* _Teks yang Disediakan_
Bali dengan sukses menunjukkan kepada kita bahwa desa adat dan desa administrasi bisa berjalan beriringan dalam kehidupan nyata bernegara dan kita di Sumatera Selatan bisa belajar dari mereka.
Saya sedang berada di sekitar Sanur pada suatu pagi sebelum pandemi untuk jalan-jalan pagi sambil mencari sarapan. Saat itu saya mendengar obrolan antara warga lokal dengan turis nusantara tentang berbagai hal, salah satunya tentang keamanan. Dalam perbincangan itu muncul satu kalimat menarik yang terlontar dari warga Sanur yang mengatakan bahwa di Bali Pecalang lebih ditakuti daripada Polisi.
Kalimat itu lalu diikuti dengan cerita tentang pelaku kejahatan yang terpergok oleh warga dan lalu kabur menyelamatkan diri ke kantor polisi agar tidak ditangkap oleh pecalang. Terlepas dari benar atau tidaknya cerita ini, namun kesimpulan yang bisa diambil adalah bahwa ada sosok selain polisi yang sangat ditakuti di Bali.
Pecalang yang disegani ini rupanya adalah petugas keamanan di desa adat. Pecalang diangkat oleh pemimpin desa adat dan memiliki tugas untuk menjaga ketertiban desa adat terutama pada saat acara adat sedang dilaksanakan. Setelah diangkat, Pecalang dilatih oleh polisi terkait dengan teknis menjaga ketertiban lingkungan.
Pecalang yang dihormati ini bisa hadir di tengah masyarakat Bali karena lestarinya desa adat. Desa adat yang disebut Pakraman ini diakui oleh pemerintah Provinsi Bali dan keberadaannya diatur melalui peraturan daerah.
Dalam perda itu, Desa Pakraman didefinisikan sebagai kesatuan masyarakat hukum adat di Provinsi Bali yang mempunyai satu kesatuan tradisi dan tata krama pergaulan hidup masyarakat umat Hindu secara turun temurun dalam ikatan kahyangan tiga atau kahyangan desa yang mempunyai wilayah tertentu dan harta kekayaan sendiri serta berhak mengurus rumah tangganya sendiri.
Desa Pakraman ini ukurannya berbeda dengan desa administratif. Ada satu Desa Pakraman yang seukuran dengan satu desa administratif dan ada pula satu Desa Pakraman yang setara dengan beberapa desa administratif. Sebaliknya, ada juga satu desa administratif yang terdiri dari beberapa Desa Pakraman. Perbedaan ukuran ini mungkin terjadi karena Desa Pakraman dibentuk oleh batas budaya sedangkan batas desa administratif dibentuk berdasarkan kepraktisan geografis.
Ketika sudah dibentuk, Desa Pakraman memiliki tugas untuk membuat hukum adat; mengatur ketertiban desa; mengelola harta kekayaan desa; bersama pemerintah melaksanakan pembangunan di bidang keagamaan, kebudayaan, dan kemasyarakatan; dan membina dan mengembangkan nilai-nilai budaya Bali.

* _Bahan Sumber_
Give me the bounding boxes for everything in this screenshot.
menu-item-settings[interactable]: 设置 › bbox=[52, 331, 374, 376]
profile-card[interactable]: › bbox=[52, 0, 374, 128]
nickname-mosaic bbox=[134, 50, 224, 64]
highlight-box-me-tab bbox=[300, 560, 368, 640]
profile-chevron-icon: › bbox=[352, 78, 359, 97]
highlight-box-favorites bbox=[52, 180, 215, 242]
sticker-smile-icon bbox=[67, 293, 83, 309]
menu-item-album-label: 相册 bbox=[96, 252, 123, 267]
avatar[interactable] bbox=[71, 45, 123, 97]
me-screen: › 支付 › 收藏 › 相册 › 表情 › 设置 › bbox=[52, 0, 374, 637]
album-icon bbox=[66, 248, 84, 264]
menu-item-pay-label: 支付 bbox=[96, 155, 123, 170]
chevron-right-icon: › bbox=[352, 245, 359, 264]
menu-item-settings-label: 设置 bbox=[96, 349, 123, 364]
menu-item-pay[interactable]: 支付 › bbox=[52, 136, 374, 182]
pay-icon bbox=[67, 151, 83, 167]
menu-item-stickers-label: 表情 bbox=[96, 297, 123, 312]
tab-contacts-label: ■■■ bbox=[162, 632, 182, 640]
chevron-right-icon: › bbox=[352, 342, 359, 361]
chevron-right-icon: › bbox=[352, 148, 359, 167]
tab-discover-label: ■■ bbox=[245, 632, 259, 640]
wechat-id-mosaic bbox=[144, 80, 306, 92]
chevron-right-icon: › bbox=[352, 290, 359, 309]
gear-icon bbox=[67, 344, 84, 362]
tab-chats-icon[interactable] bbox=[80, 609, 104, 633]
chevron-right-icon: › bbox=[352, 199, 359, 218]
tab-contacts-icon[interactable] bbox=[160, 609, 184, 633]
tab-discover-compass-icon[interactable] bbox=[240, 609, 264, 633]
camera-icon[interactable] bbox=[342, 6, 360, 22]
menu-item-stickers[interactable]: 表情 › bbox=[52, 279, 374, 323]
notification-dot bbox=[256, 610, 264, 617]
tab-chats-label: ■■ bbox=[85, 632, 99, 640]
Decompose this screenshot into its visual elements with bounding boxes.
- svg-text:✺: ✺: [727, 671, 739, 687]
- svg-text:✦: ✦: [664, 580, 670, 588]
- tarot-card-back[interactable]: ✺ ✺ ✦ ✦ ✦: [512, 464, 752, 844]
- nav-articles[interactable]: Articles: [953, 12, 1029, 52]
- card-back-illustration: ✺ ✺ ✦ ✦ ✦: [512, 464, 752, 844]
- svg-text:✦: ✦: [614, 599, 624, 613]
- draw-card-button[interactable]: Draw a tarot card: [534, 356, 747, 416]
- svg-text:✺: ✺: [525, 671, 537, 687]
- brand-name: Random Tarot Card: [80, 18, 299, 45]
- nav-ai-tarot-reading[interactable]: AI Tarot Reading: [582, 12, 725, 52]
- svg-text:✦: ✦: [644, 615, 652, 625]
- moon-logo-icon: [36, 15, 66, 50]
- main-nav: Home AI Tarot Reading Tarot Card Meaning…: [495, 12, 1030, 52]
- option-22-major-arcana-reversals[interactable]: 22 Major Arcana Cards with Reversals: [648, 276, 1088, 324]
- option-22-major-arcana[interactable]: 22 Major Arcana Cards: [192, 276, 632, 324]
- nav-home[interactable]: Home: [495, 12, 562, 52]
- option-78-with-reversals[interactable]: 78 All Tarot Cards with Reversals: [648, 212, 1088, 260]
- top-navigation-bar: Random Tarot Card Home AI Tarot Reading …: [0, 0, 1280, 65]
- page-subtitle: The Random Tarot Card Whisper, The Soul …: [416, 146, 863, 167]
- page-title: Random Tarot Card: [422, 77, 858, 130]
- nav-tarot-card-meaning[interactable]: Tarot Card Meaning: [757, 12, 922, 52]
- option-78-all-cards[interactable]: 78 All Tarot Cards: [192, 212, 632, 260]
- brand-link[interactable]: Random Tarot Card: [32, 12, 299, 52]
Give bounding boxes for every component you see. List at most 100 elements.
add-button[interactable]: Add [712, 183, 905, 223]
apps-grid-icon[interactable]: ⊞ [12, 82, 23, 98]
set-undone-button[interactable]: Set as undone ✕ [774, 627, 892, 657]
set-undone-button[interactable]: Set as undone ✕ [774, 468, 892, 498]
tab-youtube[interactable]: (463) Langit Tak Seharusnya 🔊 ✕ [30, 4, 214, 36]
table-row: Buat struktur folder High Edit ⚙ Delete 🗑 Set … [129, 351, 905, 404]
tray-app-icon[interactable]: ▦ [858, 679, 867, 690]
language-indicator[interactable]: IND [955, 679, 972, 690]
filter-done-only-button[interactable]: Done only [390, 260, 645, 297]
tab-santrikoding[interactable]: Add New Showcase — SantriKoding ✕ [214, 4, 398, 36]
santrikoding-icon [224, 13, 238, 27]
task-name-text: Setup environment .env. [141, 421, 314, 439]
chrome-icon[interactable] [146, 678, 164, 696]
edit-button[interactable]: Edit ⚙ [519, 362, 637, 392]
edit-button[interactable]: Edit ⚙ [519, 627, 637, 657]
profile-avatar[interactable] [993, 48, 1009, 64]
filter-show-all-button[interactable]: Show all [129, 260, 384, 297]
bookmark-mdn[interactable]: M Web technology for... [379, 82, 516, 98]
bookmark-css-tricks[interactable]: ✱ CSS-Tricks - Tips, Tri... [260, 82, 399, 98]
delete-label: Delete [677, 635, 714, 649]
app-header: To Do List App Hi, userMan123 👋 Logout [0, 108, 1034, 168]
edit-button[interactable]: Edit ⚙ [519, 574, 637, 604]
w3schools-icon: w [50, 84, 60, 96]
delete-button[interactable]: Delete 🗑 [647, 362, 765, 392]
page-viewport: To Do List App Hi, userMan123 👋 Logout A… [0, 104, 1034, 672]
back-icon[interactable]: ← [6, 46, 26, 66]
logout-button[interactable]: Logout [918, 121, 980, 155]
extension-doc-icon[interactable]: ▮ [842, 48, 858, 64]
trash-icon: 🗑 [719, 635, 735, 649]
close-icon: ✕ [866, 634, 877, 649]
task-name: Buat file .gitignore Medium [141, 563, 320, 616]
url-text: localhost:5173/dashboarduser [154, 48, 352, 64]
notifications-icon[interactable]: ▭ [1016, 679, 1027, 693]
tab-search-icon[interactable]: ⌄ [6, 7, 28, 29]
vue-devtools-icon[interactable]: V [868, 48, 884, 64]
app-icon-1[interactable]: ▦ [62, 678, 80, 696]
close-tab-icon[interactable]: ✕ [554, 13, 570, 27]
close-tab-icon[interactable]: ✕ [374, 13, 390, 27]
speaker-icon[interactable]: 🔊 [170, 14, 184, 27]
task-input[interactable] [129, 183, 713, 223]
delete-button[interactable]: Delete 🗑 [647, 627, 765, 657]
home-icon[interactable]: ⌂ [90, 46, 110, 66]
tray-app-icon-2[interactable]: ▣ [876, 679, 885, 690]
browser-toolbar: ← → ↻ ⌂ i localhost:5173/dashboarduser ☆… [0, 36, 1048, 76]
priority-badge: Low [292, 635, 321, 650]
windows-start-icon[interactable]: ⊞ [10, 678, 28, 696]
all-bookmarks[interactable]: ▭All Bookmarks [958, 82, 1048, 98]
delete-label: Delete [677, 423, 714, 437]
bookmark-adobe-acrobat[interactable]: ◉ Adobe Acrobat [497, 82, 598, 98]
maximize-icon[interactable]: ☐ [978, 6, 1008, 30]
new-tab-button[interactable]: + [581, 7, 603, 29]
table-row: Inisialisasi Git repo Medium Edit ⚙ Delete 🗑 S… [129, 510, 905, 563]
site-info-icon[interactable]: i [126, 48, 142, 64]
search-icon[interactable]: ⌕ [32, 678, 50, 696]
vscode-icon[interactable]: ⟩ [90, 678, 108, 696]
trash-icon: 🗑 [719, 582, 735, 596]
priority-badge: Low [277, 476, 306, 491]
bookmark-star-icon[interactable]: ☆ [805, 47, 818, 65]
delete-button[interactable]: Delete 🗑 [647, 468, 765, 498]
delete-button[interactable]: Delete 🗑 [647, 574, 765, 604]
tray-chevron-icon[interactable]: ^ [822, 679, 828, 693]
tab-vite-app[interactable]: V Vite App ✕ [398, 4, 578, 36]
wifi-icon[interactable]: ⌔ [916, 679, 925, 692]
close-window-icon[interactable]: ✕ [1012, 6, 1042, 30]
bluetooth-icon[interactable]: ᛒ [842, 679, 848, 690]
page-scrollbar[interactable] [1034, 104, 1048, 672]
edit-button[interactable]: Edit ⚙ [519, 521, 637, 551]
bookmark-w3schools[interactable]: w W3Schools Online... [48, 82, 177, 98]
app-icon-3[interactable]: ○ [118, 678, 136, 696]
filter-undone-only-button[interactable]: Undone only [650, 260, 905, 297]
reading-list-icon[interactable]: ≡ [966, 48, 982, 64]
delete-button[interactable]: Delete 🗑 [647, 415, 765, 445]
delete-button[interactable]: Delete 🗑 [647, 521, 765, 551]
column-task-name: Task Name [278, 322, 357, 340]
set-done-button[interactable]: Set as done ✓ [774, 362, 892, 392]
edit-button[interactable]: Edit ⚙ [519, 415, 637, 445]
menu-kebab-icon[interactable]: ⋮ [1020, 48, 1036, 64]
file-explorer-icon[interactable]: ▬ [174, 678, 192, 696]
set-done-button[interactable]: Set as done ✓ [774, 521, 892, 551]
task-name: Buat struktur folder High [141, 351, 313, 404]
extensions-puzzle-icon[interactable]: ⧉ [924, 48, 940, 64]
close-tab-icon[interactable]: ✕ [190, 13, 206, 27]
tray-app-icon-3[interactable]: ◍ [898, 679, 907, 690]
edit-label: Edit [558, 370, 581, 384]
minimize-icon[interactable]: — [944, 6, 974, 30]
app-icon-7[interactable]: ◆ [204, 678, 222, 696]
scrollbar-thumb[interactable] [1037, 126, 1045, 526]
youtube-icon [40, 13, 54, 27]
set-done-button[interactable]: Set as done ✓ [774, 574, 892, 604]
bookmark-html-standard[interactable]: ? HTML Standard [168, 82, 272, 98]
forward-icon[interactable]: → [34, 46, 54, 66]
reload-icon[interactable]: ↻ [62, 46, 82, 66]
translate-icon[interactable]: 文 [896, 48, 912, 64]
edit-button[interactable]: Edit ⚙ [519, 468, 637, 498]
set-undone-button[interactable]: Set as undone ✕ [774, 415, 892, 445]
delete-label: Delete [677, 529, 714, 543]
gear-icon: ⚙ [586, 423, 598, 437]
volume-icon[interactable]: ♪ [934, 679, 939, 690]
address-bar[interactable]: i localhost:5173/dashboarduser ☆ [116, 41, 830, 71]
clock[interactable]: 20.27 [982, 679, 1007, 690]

* _Rumusan Tugas_
Tuliskan kembali bagian teks tentang desa adat di Bali dari "Bali dengan sukses" sampai "ditakuti daripada Polisi.", dengan mengganti "turis nusantara" menjadi "wisatawan domestik".

* _Jawaban Tertulis_
Bali dengan sukses menunjukkan kepada kita bahwa desa adat dan desa administrasi bisa berjalan beriringan dalam kehidupan nyata bernegara dan kita di Sumatera Selatan bisa belajar dari mereka.
Saya sedang berada di sekitar Sanur pada suatu pagi sebelum pandemi untuk jalan-jalan pagi sambil mencari sarapan. Saat itu saya mendengar obrolan antara warga lokal dengan wisatawan domestik tentang berbagai hal, salah satunya tentang keamanan. Dalam perbincangan itu muncul satu kalimat menarik yang terlontar dari warga Sanur yang mengatakan bahwa di Bali Pecalang lebih ditakuti daripada Polisi.